-- Start --

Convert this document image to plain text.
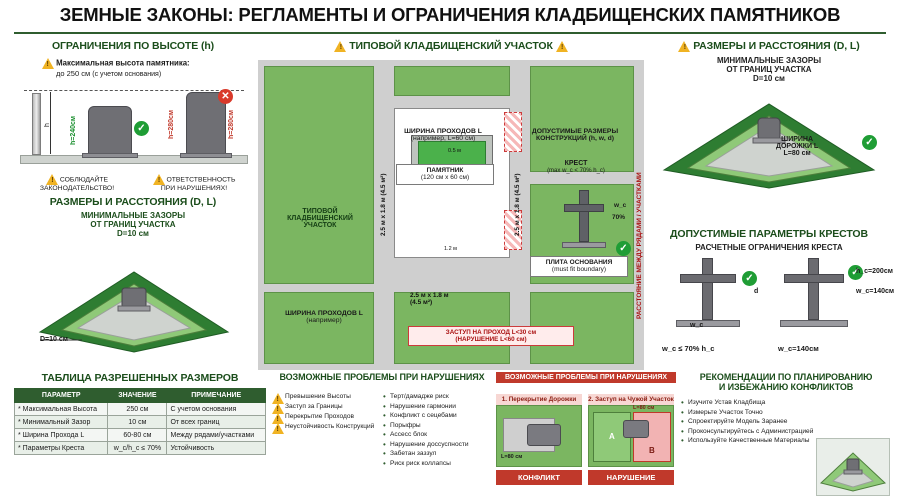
ЗЕМНЫЕ ЗАКОНЫ: РЕГЛАМЕНТЫ И ОГРАНИЧЕНИЯ КЛАДБИЩЕНСКИХ ПАМЯТНИКОВ
ОГРАНИЧЕНИЯ ПО ВЫСОТЕ (h)
! Максимальная высота памятника:
до 250 см (с учетом основания)
h	h=240см	✓	h=280см	h=280см
✕
! СОБЛЮДАЙТЕ
ЗАКОНОДАТЕЛЬСТВО!
! ОТВЕТСТВЕННОСТЬ
ПРИ НАРУШЕНИЯХ!
РАЗМЕРЫ И РАССТОЯНИЯ (D, L)
МИНИМАЛЬНЫЕ ЗАЗОРЫ
ОТ ГРАНИЦ УЧАСТКА
D=10 см
D=10 см
ТАБЛИЦА РАЗРЕШЕННЫХ РАЗМЕРОВ
ПАРАМЕТР	ЗНАЧЕНИЕ	ПРИМЕЧАНИЕ
* Максимальная Высота	250 см	С учетом основания
* Минимальный Зазор	10 см	От всех границ
* Ширина Прохода L	60-80 см	Между рядами/участками
* Параметры Креста	w_c/h_c ≤ 70%	Устойчивость
! ТИПОВОЙ КЛАДБИЩЕНСКИЙ УЧАСТОК !
ТИПОВОЙ
КЛАДБИЩЕНСКИЙ
УЧАСТОК
w_c
70%
✓
ПАМЯТНИК
(120 см x 60 см)
ПЛИТА ОСНОВАНИЯ
(must fit boundary)
2.5 м x 1.8 м (4.5 м²)
2.5 м x 1.8 м (4.5 м²)
2.5 м x 1.8 м
(4.5 м²)
0.5 м
1.2 м
ЗАСТУП НА ПРОХОД L<30 см
(НАРУШЕНИЕ L<60 см)
РАССТОЯНИЕ МЕЖДУ РЯДАМИ / УЧАСТКАМИ
ШИРИНА ПРОХОДОВ L
(например, L=60 см)
ДОПУСТИМЫЕ РАЗМЕРЫ
КОНСТРУКЦИЙ (h, w, d)
КРЕСТ
(max w_c < 70% h_c)
ШИРИНА ПРОХОДОВ L
(например)
! РАЗМЕРЫ И РАССТОЯНИЯ (D, L)
МИНИМАЛЬНЫЕ ЗАЗОРЫ
ОТ ГРАНИЦ УЧАСТКА
D=10 см
ШИРИНА
ДОРОЖКИ L
L=80 см
✓
ДОПУСТИМЫЕ ПАРАМЕТРЫ КРЕСТОВ
РАСЧЕТНЫЕ ОГРАНИЧЕНИЯ КРЕСТА
✓
w_c
d
w_c ≤ 70% h_c
✓
h_c=200см
w_c=140см
w_c=140см
ВОЗМОЖНЫЕ ПРОБЛЕМЫ ПРИ НАРУШЕНИЯХ
!
Превышение Высоты
!
Заступ за Границы
!
Перекрытие Проходов
!
Неустойчивость Конструкций
• Терт/дамадже риск
• Нарушение гармонии
• Конфликт с сецебами
• Порыфры
• Ассесс блок
• Нарушение доссуспности
• Забетан заззул
• Риск риск коллапсы
ВОЗМОЖНЫЕ ПРОБЛЕМЫ ПРИ НАРУШЕНИЯХ
1. Перекрытие Дорожки
L=80 см
КОНФЛИКТ
2. Заступ на Чужой Участок
A
B
L=80 см
НАРУШЕНИЕ
РЕКОМЕНДАЦИИ ПО ПЛАНИРОВАНИЮ
И ИЗБЕЖАНИЮ КОНФЛИКТОВ
• Изучите Устав Кладбища
• Измерьте Участок Точно
• Спроектируйте Модель Заранее
• Проконсультируйтесь с Администрацией
• Используйте Качественные Материалы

-- End --

◆ TASK DIRECTIONS ◆
Output all of the entries verbatim, leaving out any images.

◆ REPLY ◆
Convert this document image to plain text.
ЗЕМНЫЕ ЗАКОНЫ: РЕГЛАМЕНТЫ И ОГРАНИЧЕНИЯ КЛАДБИЩЕНСКИХ ПАМЯТНИКОВ
ОГРАНИЧЕНИЯ ПО ВЫСОТЕ (h)
! Максимальная высота памятника:
до 250 см (с учетом основания)
h	h=240см	✓	h=280см	h=280см
✕
! СОБЛЮДАЙТЕ
ЗАКОНОДАТЕЛЬСТВО!
! ОТВЕТСТВЕННОСТЬ
ПРИ НАРУШЕНИЯХ!
РАЗМЕРЫ И РАССТОЯНИЯ (D, L)
МИНИМАЛЬНЫЕ ЗАЗОРЫ
ОТ ГРАНИЦ УЧАСТКА
D=10 см
D=10 см
ТАБЛИЦА РАЗРЕШЕННЫХ РАЗМЕРОВ
ПАРАМЕТР	ЗНАЧЕНИЕ	ПРИМЕЧАНИЕ
* Максимальная Высота	250 см	С учетом основания
* Минимальный Зазор	10 см	От всех границ
* Ширина Прохода L	60-80 см	Между рядами/участками
* Параметры Креста	w_c/h_c ≤ 70%	Устойчивость
! ТИПОВОЙ КЛАДБИЩЕНСКИЙ УЧАСТОК !
ТИПОВОЙ
КЛАДБИЩЕНСКИЙ
УЧАСТОК
w_c
70%
✓
ПАМЯТНИК
(120 см x 60 см)
ПЛИТА ОСНОВАНИЯ
(must fit boundary)
2.5 м x 1.8 м (4.5 м²)
2.5 м x 1.8 м (4.5 м²)
2.5 м x 1.8 м
(4.5 м²)
0.5 м
1.2 м
ЗАСТУП НА ПРОХОД L<30 см
(НАРУШЕНИЕ L<60 см)
РАССТОЯНИЕ МЕЖДУ РЯДАМИ / УЧАСТКАМИ
ШИРИНА ПРОХОДОВ L
(например, L=60 см)
ДОПУСТИМЫЕ РАЗМЕРЫ
КОНСТРУКЦИЙ (h, w, d)
КРЕСТ
(max w_c < 70% h_c)
ШИРИНА ПРОХОДОВ L
(например)
! РАЗМЕРЫ И РАССТОЯНИЯ (D, L)
МИНИМАЛЬНЫЕ ЗАЗОРЫ
ОТ ГРАНИЦ УЧАСТКА
D=10 см
ШИРИНА
ДОРОЖКИ L
L=80 см
✓
ДОПУСТИМЫЕ ПАРАМЕТРЫ КРЕСТОВ
РАСЧЕТНЫЕ ОГРАНИЧЕНИЯ КРЕСТА
✓
w_c
d
w_c ≤ 70% h_c
✓
h_c=200см
w_c=140см
w_c=140см
ВОЗМОЖНЫЕ ПРОБЛЕМЫ ПРИ НАРУШЕНИЯХ
!
Превышение Высоты
!
Заступ за Границы
!
Перекрытие Проходов
!
Неустойчивость Конструкций
• Терт/дамадже риск
• Нарушение гармонии
• Конфликт с сецебами
• Порыфры
• Ассесс блок
• Нарушение доссуспности
• Забетан заззул
• Риск риск коллапсы
ВОЗМОЖНЫЕ ПРОБЛЕМЫ ПРИ НАРУШЕНИЯХ
1. Перекрытие Дорожки
L=80 см
КОНФЛИКТ
2. Заступ на Чужой Участок
A
B
L=80 см
НАРУШЕНИЕ
РЕКОМЕНДАЦИИ ПО ПЛАНИРОВАНИЮ
И ИЗБЕЖАНИЮ КОНФЛИКТОВ
• Изучите Устав Кладбища
• Измерьте Участок Точно
• Спроектируйте Модель Заранее
• Проконсультируйтесь с Администрацией
• Используйте Качественные Материалы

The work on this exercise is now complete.